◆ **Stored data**
— Start —

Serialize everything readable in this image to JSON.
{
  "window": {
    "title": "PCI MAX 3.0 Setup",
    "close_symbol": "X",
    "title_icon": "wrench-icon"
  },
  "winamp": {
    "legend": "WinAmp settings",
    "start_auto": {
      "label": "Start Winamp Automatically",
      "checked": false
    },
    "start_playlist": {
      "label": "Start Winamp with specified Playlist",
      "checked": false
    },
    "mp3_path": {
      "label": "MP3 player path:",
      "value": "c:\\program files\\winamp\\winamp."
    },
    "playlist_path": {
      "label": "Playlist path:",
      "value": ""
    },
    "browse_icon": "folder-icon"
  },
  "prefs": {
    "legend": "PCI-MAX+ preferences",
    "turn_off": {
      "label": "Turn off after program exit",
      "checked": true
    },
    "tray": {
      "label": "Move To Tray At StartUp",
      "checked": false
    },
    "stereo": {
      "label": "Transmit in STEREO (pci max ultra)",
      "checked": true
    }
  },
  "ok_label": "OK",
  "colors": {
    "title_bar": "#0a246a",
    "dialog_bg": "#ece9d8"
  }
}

— End —
— Start —

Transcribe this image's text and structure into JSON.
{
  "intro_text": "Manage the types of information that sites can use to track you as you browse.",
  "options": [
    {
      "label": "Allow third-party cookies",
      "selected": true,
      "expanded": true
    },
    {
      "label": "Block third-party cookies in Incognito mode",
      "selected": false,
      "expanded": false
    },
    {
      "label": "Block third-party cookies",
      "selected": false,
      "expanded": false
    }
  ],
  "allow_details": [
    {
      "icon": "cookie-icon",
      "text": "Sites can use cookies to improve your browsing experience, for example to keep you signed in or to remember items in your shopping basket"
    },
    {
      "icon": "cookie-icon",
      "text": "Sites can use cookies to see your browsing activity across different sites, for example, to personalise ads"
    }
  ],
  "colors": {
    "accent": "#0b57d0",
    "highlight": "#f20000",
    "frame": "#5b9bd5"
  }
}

— End —
— Start —

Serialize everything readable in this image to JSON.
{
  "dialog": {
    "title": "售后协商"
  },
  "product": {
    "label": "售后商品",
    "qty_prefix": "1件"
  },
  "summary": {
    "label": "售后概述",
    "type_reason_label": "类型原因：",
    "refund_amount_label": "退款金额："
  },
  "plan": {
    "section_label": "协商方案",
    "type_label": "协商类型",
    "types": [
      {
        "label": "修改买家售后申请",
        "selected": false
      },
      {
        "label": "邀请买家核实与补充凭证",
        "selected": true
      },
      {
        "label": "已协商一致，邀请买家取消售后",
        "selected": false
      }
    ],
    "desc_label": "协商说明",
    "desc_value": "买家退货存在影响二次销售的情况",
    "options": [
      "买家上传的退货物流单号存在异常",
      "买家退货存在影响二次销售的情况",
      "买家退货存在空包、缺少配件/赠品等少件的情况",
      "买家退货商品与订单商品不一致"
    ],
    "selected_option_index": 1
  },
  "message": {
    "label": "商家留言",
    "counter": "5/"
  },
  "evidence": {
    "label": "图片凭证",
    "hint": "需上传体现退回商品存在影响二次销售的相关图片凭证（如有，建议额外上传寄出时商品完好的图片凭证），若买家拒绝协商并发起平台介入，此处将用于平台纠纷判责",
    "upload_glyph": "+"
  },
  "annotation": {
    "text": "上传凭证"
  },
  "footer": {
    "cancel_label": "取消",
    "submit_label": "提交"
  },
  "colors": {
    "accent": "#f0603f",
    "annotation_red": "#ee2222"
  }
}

— End —

Wherever the string "true" appears in the entries above, list that line.

◆ **FULL RESPONSE**
      "checked": true
      "checked": true
      "selected": true,
      "expanded": true
        "selected": true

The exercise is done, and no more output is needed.